• PROBLEM TO SOLVE
Return all lines in the material below that contain "Netter".

··· DATA SHOWN

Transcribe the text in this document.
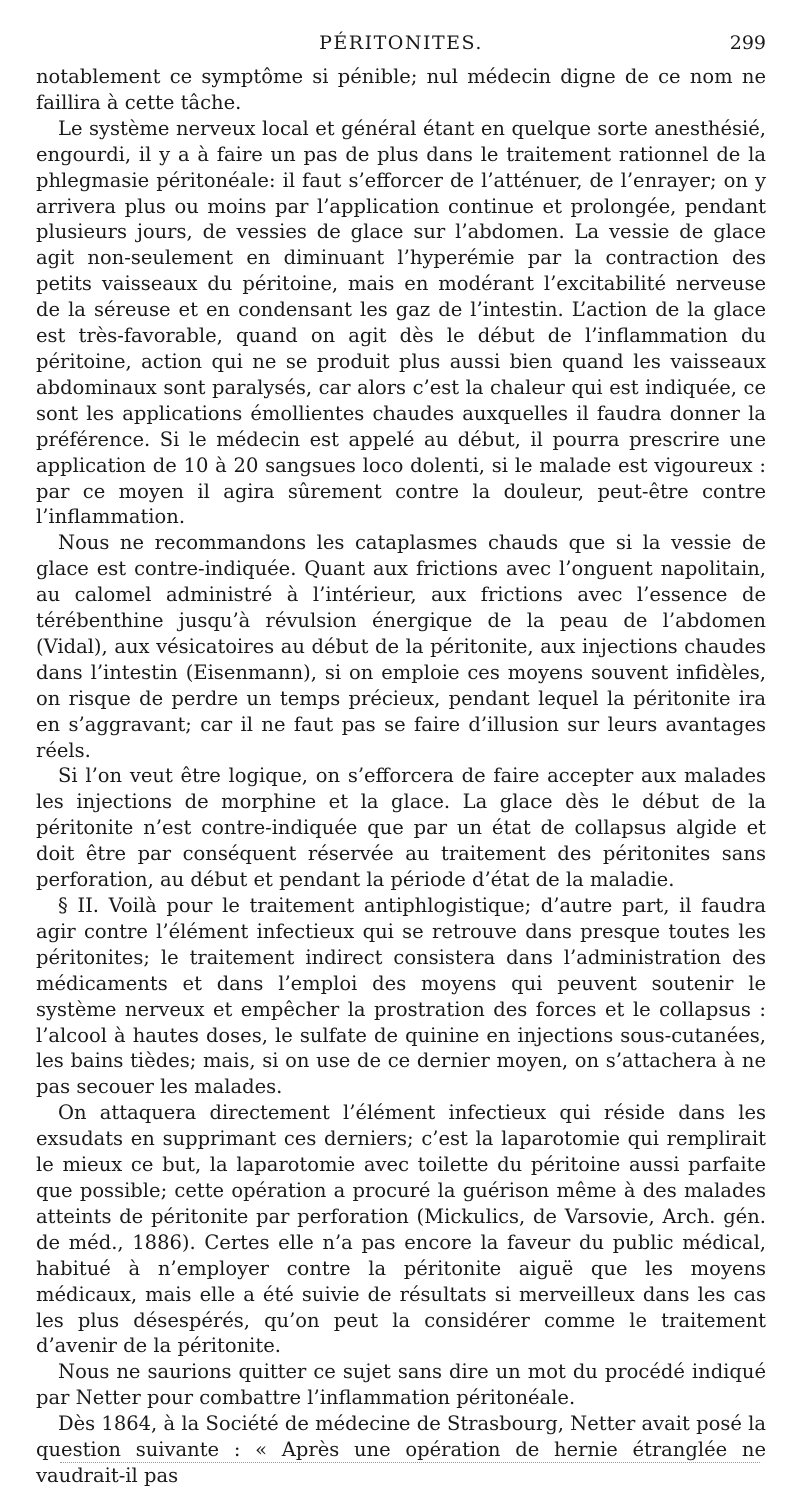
PÉRITONITES.	299

notablement ce symptôme si pénible; nul médecin digne de ce nom ne faillira à cette tâche.

Le système nerveux local et général étant en quelque sorte anesthésié, engourdi, il y a à faire un pas de plus dans le traitement rationnel de la phlegmasie péritonéale: il faut s’efforcer de l’atténuer, de l’enrayer; on y arrivera plus ou moins par l’application continue et prolongée, pendant plusieurs jours, de vessies de glace sur l’abdomen. La vessie de glace agit non-seulement en diminuant l’hyperémie par la contraction des petits vaisseaux du péritoine, mais en modérant l’excitabilité nerveuse de la séreuse et en condensant les gaz de l’intestin. L’action de la glace est très-favorable, quand on agit dès le début de l’inflammation du péritoine, action qui ne se produit plus aussi bien quand les vaisseaux abdominaux sont paralysés, car alors c’est la chaleur qui est indiquée, ce sont les applications émollientes chaudes auxquelles il faudra donner la préférence. Si le médecin est appelé au début, il pourra prescrire une application de 10 à 20 sangsues loco dolenti, si le malade est vigoureux : par ce moyen il agira sûrement contre la douleur, peut-être contre l’inflammation.

Nous ne recommandons les cataplasmes chauds que si la vessie de glace est contre-indiquée. Quant aux frictions avec l’onguent napolitain, au calomel administré à l’intérieur, aux frictions avec l’essence de térébenthine jusqu’à révulsion énergique de la peau de l’abdomen (Vidal), aux vésicatoires au début de la péritonite, aux injections chaudes dans l’intestin (Eisenmann), si on emploie ces moyens souvent infidèles, on risque de perdre un temps précieux, pendant lequel la péritonite ira en s’aggravant; car il ne faut pas se faire d’illusion sur leurs avantages réels.

Si l’on veut être logique, on s’efforcera de faire accepter aux malades les injections de morphine et la glace. La glace dès le début de la péritonite n’est contre-indiquée que par un état de collapsus algide et doit être par conséquent réservée au traitement des péritonites sans perforation, au début et pendant la période d’état de la maladie.

§ II. Voilà pour le traitement antiphlogistique; d’autre part, il faudra agir contre l’élément infectieux qui se retrouve dans presque toutes les péritonites; le traitement indirect consistera dans l’administration des médicaments et dans l’emploi des moyens qui peuvent soutenir le système nerveux et empêcher la prostration des forces et le collapsus : l’alcool à hautes doses, le sulfate de quinine en injections sous-cutanées, les bains tièdes; mais, si on use de ce dernier moyen, on s’attachera à ne pas secouer les malades.

On attaquera directement l’élément infectieux qui réside dans les exsudats en supprimant ces derniers; c’est la laparotomie qui remplirait le mieux ce but, la laparotomie avec toilette du péritoine aussi parfaite que possible; cette opération a procuré la guérison même à des malades atteints de péritonite par perforation (Mickulics, de Varsovie, Arch. gén. de méd., 1886). Certes elle n’a pas encore la faveur du public médical, habitué à n’employer contre la péritonite aiguë que les moyens médicaux, mais elle a été suivie de résultats si merveilleux dans les cas les plus désespérés, qu’on peut la considérer comme le traitement d’avenir de la péritonite.

Nous ne saurions quitter ce sujet sans dire un mot du procédé indiqué par Netter pour combattre l’inflammation péritonéale.

Dès 1864, à la Société de médecine de Strasbourg, Netter avait posé la question suivante : « Après une opération de hernie étranglée ne vaudrait-il pas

······

• COMPLETE RESPONSE
Nous ne saurions quitter ce sujet sans dire un mot du procédé indiqué par Netter pour combattre l’inflammation péritonéale.
Dès 1864, à la Société de médecine de Strasbourg, Netter avait posé la question suivante : « Après une opération de hernie étranglée ne vaudrait-il pas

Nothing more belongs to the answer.